== SUPPLIED TEXT ==

Cyclohexanol/cyclohexanone mixtures produced from cyclohexane

Abstract

Mixtures containing cyclohexanol and cyclohexanone are produced by oxidizing cyclohexane with air, and then decomposing the cyclohexyl hydroperoxide in such reaction mixture, in the presence of the cyclohexane, to form cyclohexanol and cyclohexanone, such oxidation and/or decomposition being carried out in the presence of a manganese source, a Bronsted acid and a pyridine ligand.

Description

BACKGROUND OF THE INVENTION

1. Field of the Invention

The present invention relates to the preparation of a mixture containing cyclohexanol and cyclohexanone from cyclohexane.

More especially, this invention relates to a process in which cyclohexane is oxidized in the presence of air to form a mixture containing cyclohexyl hydroperoxide, hereinafter referred to as CHHPO, such hydroperoxide then being decomposed. The principal products formed during the decomposition are cyclohexanol (OL) and cyclohexanone (ONE). These compounds are converted by oxidation into adipic acid, one of the main starting materials in the production of polyamides. Cyclohexanone is also an intermediate for producing caprolactam, a compound used in the manufacture of certain polyamides.

2. Description of the Prior Art

D. Mansuy and his co-workers have described, in Angew. Chem., Int. Ed. Engl., 19, No. 11, pages 909-910 (1980), the oxidation of cyclohexane with cumyl hydroperoxide, in the presence of the complex:

Mn.sup.III (TPP)Cl, wherein TPP is tetraphenylporphyrin.

However, the yields remain low, and the catalyst is expensive and sensitive to oxygen. Additionally, it is essential to conduct the reaction in the presence of a solvent.

Although French Pat. No. 1,263,449 describes the decomposition of cyclohexyl hydroperoxide in a mixture resulting from the oxidation of cyclohexane, prior to the separation of the latter, in the presence of a manganese and copper combination which can be dispersed in the reaction mixture, this is a total decomposition. However, the cyclohexane is not oxidized.

===

**INSTRUCTION 1**
In the cyclohexanol/cyclohexanone text, which compound used in making certain polyamides is cyclohexanone said to be an intermediate for?
**INSTRUCTION 2**
Continue the cyclohexanol/cyclohexanone text above from its final sentence.

== INFORMATION SUPPLIED ==

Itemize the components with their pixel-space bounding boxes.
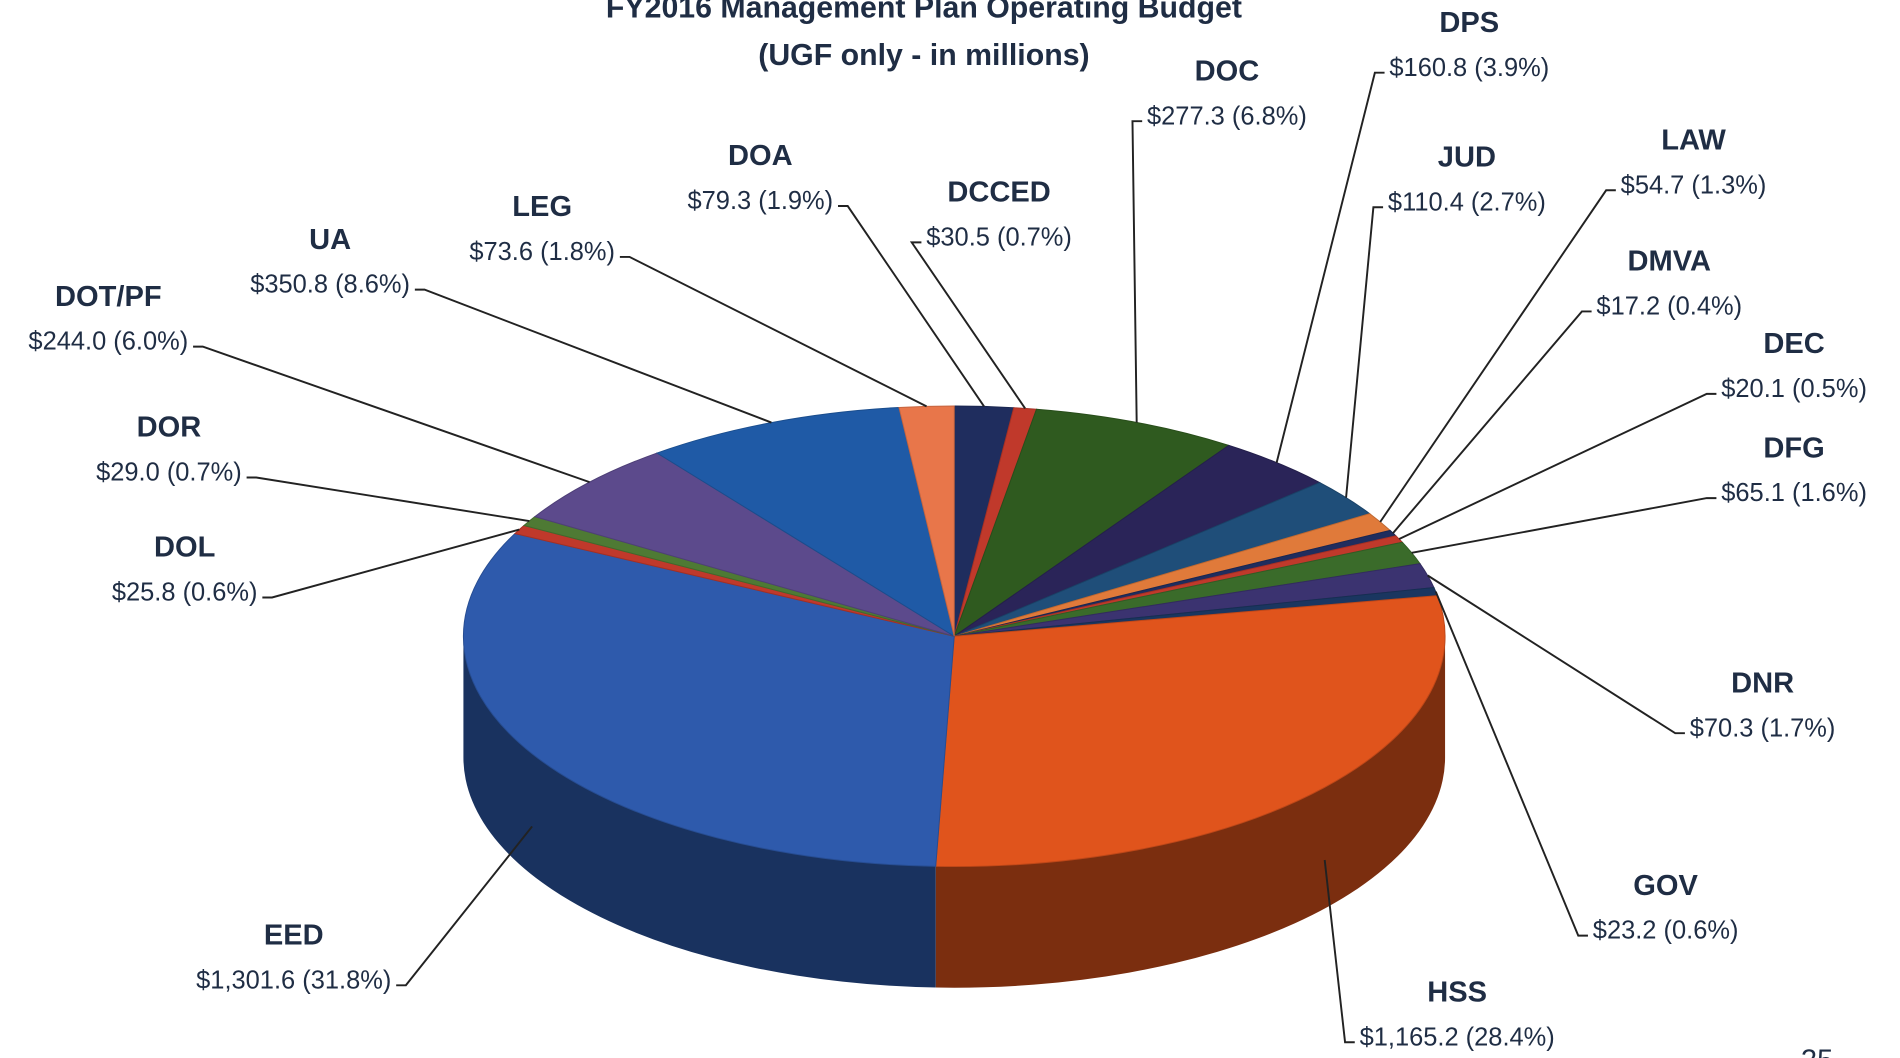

===

**EXERCISE OUTPUT 1**
Caprolactam.

**EXERCISE OUTPUT 2**
Moreover, an improved process for the oxidation of cyclohexane to form a reaction mixture containing CHHPO and for the decomposition of such hydroperoxide in the presence of cyclohexane (starting material) to form a mixture containing cyclohexanol and cyclohexanone is described in published European Patent Application No. EP-A-0,027,937. This improved process features the use of a complex of a transition metal and compounds of the 1,3-bis(pyridylimino)isoinodoline group as catalyst in the oxidation and/or decomposition stage.

An important aspect of this process resides in the participation of the cyclohexane, namely, a higher conversion of said cyclohexane into "useful" oxidation products than that which would normally be observed during the decomposition of CHHPO alone.

However, this process has two major disadvantages: firstly, the use of ligands which are very expensive and/or difficult to prepare and secondly, the sensitivity of such ligands to oxidizing agents.

SUMMARY OF THE INVENTION

Accordingly, a major object of the present invention is the provision of an improved process for the oxidation of cyclohexane which ameliorates those disadvantages and drawbacks to date characterizing the state of this art.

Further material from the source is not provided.